◆ Problem to solve
Which lines contain the word "обеспечения"? Return each of them as written.

◆ Record set
★ ★ ★ ★ ★

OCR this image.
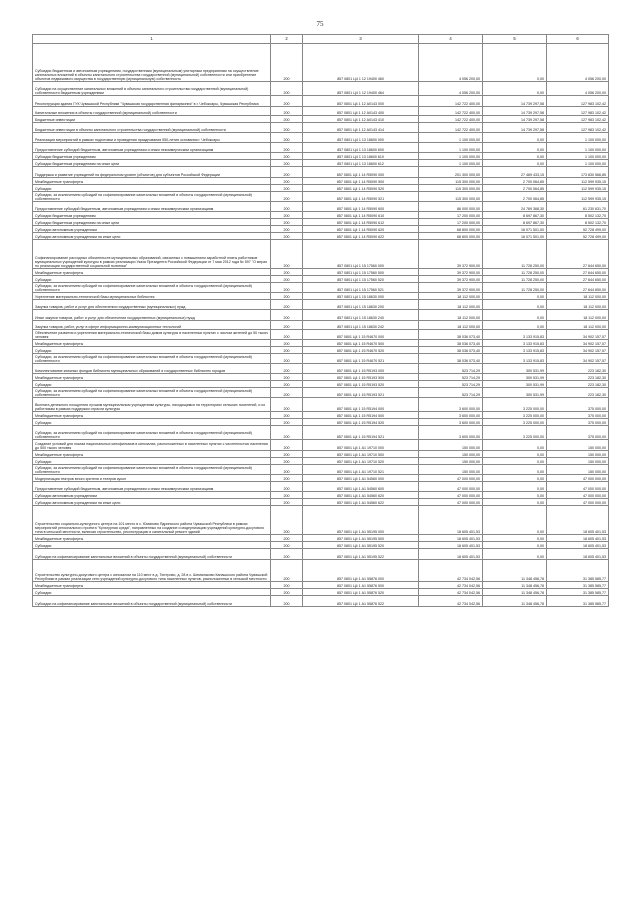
75
1	2	3	4	5	6
Субсидии бюджетным и автономным учреждениям, государственным (муниципальным) унитарным предприятиям на осуществление капитальных вложений в объекты капитального строительства государственной (муниципальной) собственности или приобретение объектов недвижимого имущества в государственную (муниципальную) собственность	200	857 0801 Ц4 1 12 19400 460	4 056 200,00	0,00	4 056 200,00
Субсидии на осуществление капитальных вложений в объекты капитального строительства государственной (муниципальной) собственности бюджетным учреждениям	200	857 0801 Ц4 1 12 19400 464	4 056 200,00	0,00	4 056 200,00
Реконструкция здания ГУК Чувашской Республики "Чувашская государственная филармония" в г. Чебоксары, Чувашская Республика	200	857 0801 Ц4 1 12 А0143 000	142 722 400,00	14 739 297,58	127 983 102,42
Капитальные вложения в объекты государственной (муниципальной) собственности	200	857 0801 Ц4 1 12 А0143 400	142 722 400,00	14 739 297,58	127 983 102,42
Бюджетные инвестиции	200	857 0801 Ц4 1 12 А0143 410	142 722 400,00	14 739 297,58	127 983 102,42
Бюджетные инвестиции в объекты капитального строительства государственной (муниципальной) собственности	200	857 0801 Ц4 1 12 А0143 414	142 722 400,00	14 739 297,58	127 983 102,42
Реализация мероприятий в рамках подготовки и проведения празднования 550-летия основания г. Чебоксары	200	857 0801 Ц4 1 13 18600 000	1 100 000,00	0,00	1 100 000,00
Предоставление субсидий бюджетным, автономным учреждениям и иным некоммерческим организациям	200	857 0801 Ц4 1 13 18600 600	1 100 000,00	0,00	1 100 000,00
Субсидии бюджетным учреждениям	200	857 0801 Ц4 1 13 18600 610	1 100 000,00	0,00	1 100 000,00
Субсидии бюджетным учреждениям на иные цели	200	857 0801 Ц4 1 13 18600 612	1 100 000,00	0,00	1 100 000,00
Поддержка и развитие учреждений на федеральном уровне (объектов) для субъектов Российской Федерации	200	857 0801 Ц4 1 14 R5090 000	201 300 000,00	27 469 433,15	173 830 566,85
Межбюджетные трансферты	200	857 0801 Ц4 1 14 R5090 500	115 300 000,00	2 700 064,85	112 599 935,15
Субсидии	200	857 0801 Ц4 1 14 R5090 520	115 300 000,00	2 700 064,85	112 599 935,15
Субсидии, за исключением субсидий на софинансирование капитальных вложений в объекты государственной (муниципальной) собственности	200	857 0801 Ц4 1 14 R5090 521	115 300 000,00	2 700 064,85	112 599 935,15
Предоставление субсидий бюджетным, автономным учреждениям и иным некоммерческим организациям	200	857 0801 Ц4 1 14 R5090 600	86 000 000,00	24 769 368,30	61 230 631,70
Субсидии бюджетным учреждениям	200	857 0801 Ц4 1 14 R5090 610	17 200 000,00	8 697 867,30	8 502 132,70
Субсидии бюджетным учреждениям на иные цели	200	857 0801 Ц4 1 14 R5090 612	17 200 000,00	8 697 867,30	8 502 132,70
Субсидии автономным учреждениям	200	857 0801 Ц4 1 14 R5090 620	68 800 000,00	16 071 501,00	52 728 499,00
Субсидии автономным учреждениям на иные цели	200	857 0801 Ц4 1 14 R5090 622	68 800 000,00	16 071 501,00	52 728 499,00
Софинансирование расходных обязательств муниципальных образований, связанных с повышением заработной платы работников муниципальных учреждений культуры в рамках реализации Указа Президента Российской Федерации от 7 мая 2012 года № 597 "О мерах по реализации государственной социальной политики"	200	857 0801 Ц4 1 15 17560 000	39 372 900,00	11 728 250,00	27 644 650,00
Межбюджетные трансферты	200	857 0801 Ц4 1 15 17560 500	39 372 900,00	11 728 250,00	27 644 650,00
Субсидии	200	857 0801 Ц4 1 15 17560 520	39 372 900,00	11 728 250,00	27 644 650,00
Субсидии, за исключением субсидий на софинансирование капитальных вложений в объекты государственной (муниципальной) собственности	200	857 0801 Ц4 1 15 17560 521	39 372 900,00	11 728 250,00	27 644 650,00
Укрепление материально-технической базы муниципальных библиотек	200	857 0801 Ц4 1 15 18630 000	18 112 000,00	0,00	18 112 000,00
Закупка товаров, работ и услуг для обеспечения государственных (муниципальных) нужд	200	857 0801 Ц4 1 15 18630 200	18 112 000,00	0,00	18 112 000,00
Иные закупки товаров, работ и услуг для обеспечения государственных (муниципальных) нужд	200	857 0801 Ц4 1 15 18630 240	18 112 000,00	0,00	18 112 000,00
Закупка товаров, работ, услуг в сфере информационно-коммуникационных технологий	200	857 0801 Ц4 1 15 18630 242	18 112 000,00	0,00	18 112 000,00
Обеспечение развития и укрепления материально-технической базы домов культуры в населенных пунктах с числом жителей до 50 тысяч человек	200	857 0801 Ц4 1 15 R4670 000	38 036 073,40	3 133 915,83	34 902 157,57
Межбюджетные трансферты	200	857 0801 Ц4 1 15 R4670 500	38 036 073,40	3 133 915,83	34 902 157,57
Субсидии	200	857 0801 Ц4 1 15 R4670 520	38 036 073,40	3 133 915,83	34 902 157,57
Субсидии, за исключением субсидий на софинансирование капитальных вложений в объекты государственной (муниципальной) собственности	200	857 0801 Ц4 1 15 R4670 521	38 036 073,40	3 133 915,83	34 902 157,57
Комплектование книжных фондов библиотек муниципальных образований и государственных библиотек городов	200	857 0801 Ц4 1 15 R5193 000	523 714,29	300 531,99	223 182,30
Межбюджетные трансферты	200	857 0801 Ц4 1 15 R5193 500	523 714,29	300 531,99	223 182,30
Субсидии	200	857 0801 Ц4 1 15 R5193 520	523 714,29	300 531,99	223 182,30
Субсидии, за исключением субсидий на софинансирование капитальных вложений в объекты государственной (муниципальной) собственности	200	857 0801 Ц4 1 15 R5193 521	523 714,29	300 531,99	223 182,30
Выплата денежного поощрения лучшим муниципальным учреждениям культуры, находящимся на территориях сельских поселений, и их работникам в рамках поддержки отрасли культуры	200	857 0801 Ц4 1 15 R5194 000	3 600 000,00	3 225 000,00	375 000,00
Межбюджетные трансферты	200	857 0801 Ц4 1 15 R5194 500	3 600 000,00	3 225 000,00	375 000,00
Субсидии	200	857 0801 Ц4 1 15 R5194 520	3 600 000,00	3 225 000,00	375 000,00
Субсидии, за исключением субсидий на софинансирование капитальных вложений в объекты государственной (муниципальной) собственности	200	857 0801 Ц4 1 15 R5194 521	3 600 000,00	3 225 000,00	375 000,00
Создание условий для показа национальных кинофильмов в кинозалах, расположенных в населенных пунктах с численностью населения до 500 тысяч человек	200	857 0801 Ц4 1 А1 19710 000	150 000,00	0,00	150 000,00
Межбюджетные трансферты	200	857 0801 Ц4 1 А1 19710 500	150 000,00	0,00	150 000,00
Субсидии	200	857 0801 Ц4 1 А1 19710 520	150 000,00	0,00	150 000,00
Субсидии, за исключением субсидий на софинансирование капитальных вложений в объекты государственной (муниципальной) собственности	200	857 0801 Ц4 1 А1 19710 521	150 000,00	0,00	150 000,00
Модернизация театров юного зрителя и театров кукол	200	857 0801 Ц4 1 А1 54560 000	47 000 000,00	0,00	47 000 000,00
Предоставление субсидий бюджетным, автономным учреждениям и иным некоммерческим организациям	200	857 0801 Ц4 1 А1 54560 600	47 000 000,00	0,00	47 000 000,00
Субсидии автономным учреждениям	200	857 0801 Ц4 1 А1 54560 620	47 000 000,00	0,00	47 000 000,00
Субсидии автономным учреждениям на иные цели	200	857 0801 Ц4 1 А1 54560 622	47 000 000,00	0,00	47 000 000,00
Строительство социально-культурного центра на 101 место в с. Юманово Ядринского района Чувашской Республики в рамках мероприятий регионального проекта "Культурная среда", направленных на создание и модернизацию учреждений культурно-досугового типа в сельской местности, включая строительство, реконструкцию и капитальный ремонт зданий	200	857 0801 Ц4 1 А1 55195 000	18 605 401,53	0,00	18 605 401,53
Межбюджетные трансферты	200	857 0801 Ц4 1 А1 55195 500	18 605 401,53	0,00	18 605 401,53
Субсидии	200	857 0801 Ц4 1 А1 55195 520	18 605 401,53	0,00	18 605 401,53
Субсидии на софинансирование капитальных вложений в объекты государственной (муниципальной) собственности	200	857 0801 Ц4 1 А1 55195 522	18 605 401,53	0,00	18 605 401,53
Строительство культурно-досугового центра с кинозалом на 110 мест в д. Тюгерово, д. 28 в с. Шемалаково Канашского района Чувашской Республики в рамках реализации сети учреждений культурно-досугового типа населенных пунктов, расположенных в сельской местности	200	857 0801 Ц4 1 А1 55876 000	42 734 042,56	11 348 456,78	31 385 585,77
Межбюджетные трансферты	200	857 0801 Ц4 1 А1 55876 500	42 734 042,56	11 348 456,78	31 385 585,77
Субсидии	200	857 0801 Ц4 1 А1 55876 520	42 734 042,56	11 348 456,78	31 385 585,77
Субсидии на софинансирование капитальных вложений в объекты государственной (муниципальной) собственности	200	857 0801 Ц4 1 А1 55876 522	42 734 042,56	11 348 456,78	31 385 585,77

★ ★ ★ ★ ★

◆ Answer to the exercise
Закупка товаров, работ и услуг для обеспечения государственных (муниципальных) нужд	200	857 0801 Ц4 1 15 18630 200	18 112 000,00	0,00	18 112 000,00
Иные закупки товаров, работ и услуг для обеспечения государственных (муниципальных) нужд	200	857 0801 Ц4 1 15 18630 240	18 112 000,00	0,00	18 112 000,00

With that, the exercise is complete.